* Start Entries shown *

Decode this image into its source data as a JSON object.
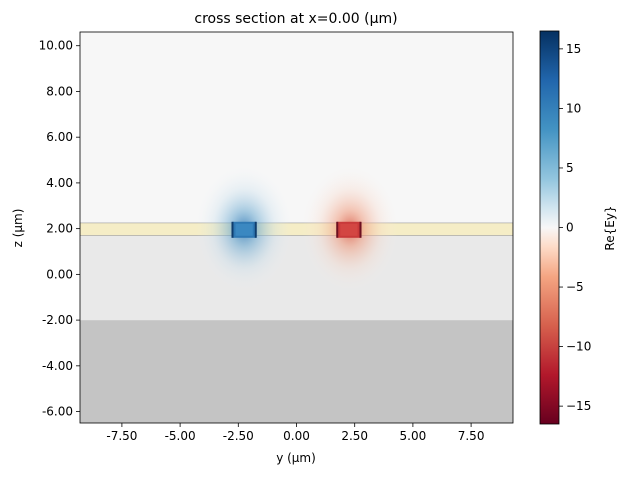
{
  "chart_data": {
    "type": "heatmap",
    "title": "cross section at x=0.00 (μm)",
    "xlabel": "y (μm)",
    "ylabel": "z (μm)",
    "xlim": [
      -9.3,
      9.3
    ],
    "ylim": [
      -6.5,
      10.6
    ],
    "x_ticks": [
      -7.5,
      -5.0,
      -2.5,
      0.0,
      2.5,
      5.0,
      7.5
    ],
    "x_tick_labels": [
      "-7.50",
      "-5.00",
      "-2.50",
      "0.00",
      "2.50",
      "5.00",
      "7.50"
    ],
    "y_ticks": [
      -6,
      -4,
      -2,
      0,
      2,
      4,
      6,
      8,
      10
    ],
    "y_tick_labels": [
      "-6.00",
      "-4.00",
      "-2.00",
      "0.00",
      "2.00",
      "4.00",
      "6.00",
      "8.00",
      "10.00"
    ],
    "colorbar": {
      "label": "Re{Ey}",
      "range": [
        -16.5,
        16.5
      ],
      "ticks": [
        -15,
        -10,
        -5,
        0,
        5,
        10,
        15
      ],
      "tick_labels": [
        "−15",
        "−10",
        "−5",
        "0",
        "5",
        "10",
        "15"
      ],
      "colormap": "RdBu",
      "color_low": "#67001f",
      "color_mid": "#f7f7f7",
      "color_high": "#053061"
    },
    "structures": [
      {
        "region": "substrate",
        "y_range": [
          -9.3,
          9.3
        ],
        "z_range": [
          -6.5,
          -2.0
        ],
        "color": "#c4c4c4"
      },
      {
        "region": "cladding",
        "y_range": [
          -9.3,
          9.3
        ],
        "z_range": [
          -2.0,
          1.7
        ],
        "color": "#e9e9e9"
      },
      {
        "region": "slab",
        "y_range": [
          -9.3,
          9.3
        ],
        "z_range": [
          1.7,
          2.25
        ],
        "color": "#f5edc6"
      },
      {
        "region": "core-left",
        "y_range": [
          -2.75,
          -1.75
        ],
        "z_range": [
          1.6,
          2.3
        ]
      },
      {
        "region": "core-right",
        "y_range": [
          1.75,
          2.75
        ],
        "z_range": [
          1.6,
          2.3
        ]
      }
    ],
    "field_lobes": [
      {
        "center_y": -2.25,
        "center_z": 2.0,
        "peak": 16.5
      },
      {
        "center_y": 2.3,
        "center_z": 2.0,
        "peak": -16.5
      }
    ]
  }
}
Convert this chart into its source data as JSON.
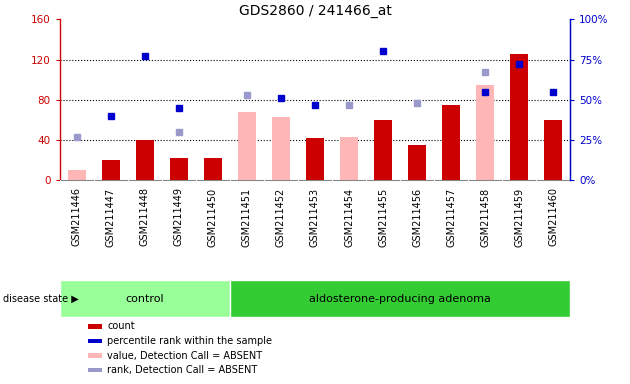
{
  "title": "GDS2860 / 241466_at",
  "samples": [
    "GSM211446",
    "GSM211447",
    "GSM211448",
    "GSM211449",
    "GSM211450",
    "GSM211451",
    "GSM211452",
    "GSM211453",
    "GSM211454",
    "GSM211455",
    "GSM211456",
    "GSM211457",
    "GSM211458",
    "GSM211459",
    "GSM211460"
  ],
  "count": [
    null,
    20,
    40,
    22,
    22,
    null,
    null,
    42,
    null,
    60,
    35,
    75,
    null,
    125,
    60
  ],
  "percentile_rank": [
    null,
    40,
    77,
    45,
    null,
    null,
    51,
    47,
    null,
    80,
    null,
    null,
    55,
    72,
    55
  ],
  "value_absent": [
    10,
    null,
    null,
    null,
    22,
    68,
    63,
    null,
    43,
    null,
    null,
    null,
    95,
    null,
    null
  ],
  "rank_absent": [
    27,
    null,
    null,
    30,
    null,
    53,
    null,
    null,
    47,
    null,
    48,
    null,
    67,
    null,
    null
  ],
  "control_count": 5,
  "adenoma_count": 10,
  "ylim_left": [
    0,
    160
  ],
  "ylim_right": [
    0,
    100
  ],
  "yticks_left": [
    0,
    40,
    80,
    120,
    160
  ],
  "yticks_right": [
    0,
    25,
    50,
    75,
    100
  ],
  "ytick_labels_left": [
    "0",
    "40",
    "80",
    "120",
    "160"
  ],
  "ytick_labels_right": [
    "0%",
    "25%",
    "50%",
    "75%",
    "100%"
  ],
  "left_axis_color": "#cc0000",
  "right_axis_color": "#0000cc",
  "bar_color_count": "#cc0000",
  "bar_color_value_absent": "#ffb6b6",
  "dot_color_rank": "#0000cc",
  "dot_color_rank_absent": "#9999cc",
  "control_bg": "#99ff99",
  "adenoma_bg": "#33cc33",
  "xticklabel_bg": "#bbbbbb",
  "plot_bg": "white",
  "grid_color": "black",
  "bar_width": 0.55
}
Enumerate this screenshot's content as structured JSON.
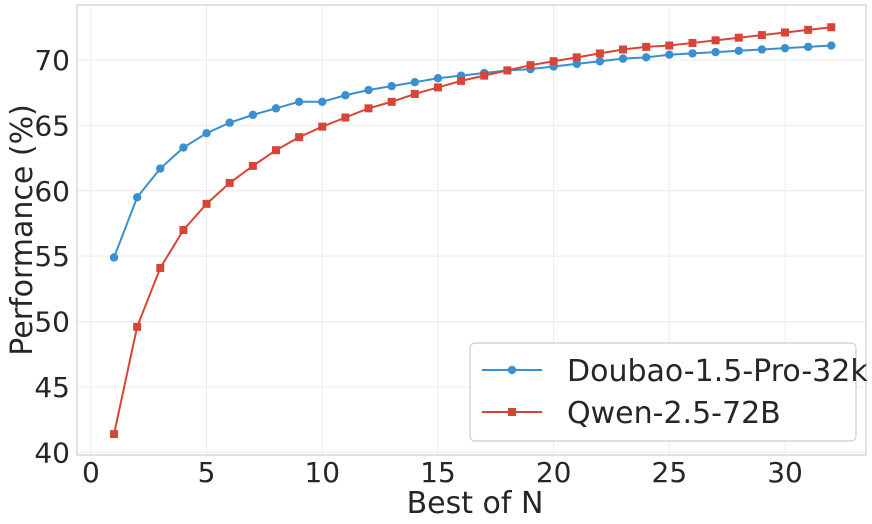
{
  "chart_data": {
    "type": "line",
    "xlabel": "Best of N",
    "ylabel": "Performance (%)",
    "xlim": [
      -0.6,
      33.5
    ],
    "ylim": [
      39.8,
      74.2
    ],
    "xticks": [
      0,
      5,
      10,
      15,
      20,
      25,
      30
    ],
    "yticks": [
      40,
      45,
      50,
      55,
      60,
      65,
      70
    ],
    "grid": true,
    "legend_position": "bottom-right",
    "x": [
      1,
      2,
      3,
      4,
      5,
      6,
      7,
      8,
      9,
      10,
      11,
      12,
      13,
      14,
      15,
      16,
      17,
      18,
      19,
      20,
      21,
      22,
      23,
      24,
      25,
      26,
      27,
      28,
      29,
      30,
      31,
      32
    ],
    "series": [
      {
        "name": "Doubao-1.5-Pro-32k",
        "color": "#3a8fd0",
        "marker": "circle",
        "values": [
          54.9,
          59.5,
          61.7,
          63.3,
          64.4,
          65.2,
          65.8,
          66.3,
          66.8,
          66.8,
          67.3,
          67.7,
          68.0,
          68.3,
          68.6,
          68.8,
          69.0,
          69.2,
          69.3,
          69.5,
          69.7,
          69.9,
          70.1,
          70.2,
          70.4,
          70.5,
          70.6,
          70.7,
          70.8,
          70.9,
          71.0,
          71.1
        ]
      },
      {
        "name": "Qwen-2.5-72B",
        "color": "#d64537",
        "marker": "square",
        "values": [
          41.4,
          49.6,
          54.1,
          57.0,
          59.0,
          60.6,
          61.9,
          63.1,
          64.1,
          64.9,
          65.6,
          66.3,
          66.8,
          67.4,
          67.9,
          68.4,
          68.8,
          69.2,
          69.6,
          69.9,
          70.2,
          70.5,
          70.8,
          71.0,
          71.1,
          71.3,
          71.5,
          71.7,
          71.9,
          72.1,
          72.3,
          72.5
        ]
      }
    ]
  }
}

* End Entries shown *

Set problem:
Find the lines holding "this" and list every one.

Solved problem:
Decode this image into its source data as a JSON object.
Convert this chart into its source data as JSON.
Enumerate this screenshot's content as structured JSON.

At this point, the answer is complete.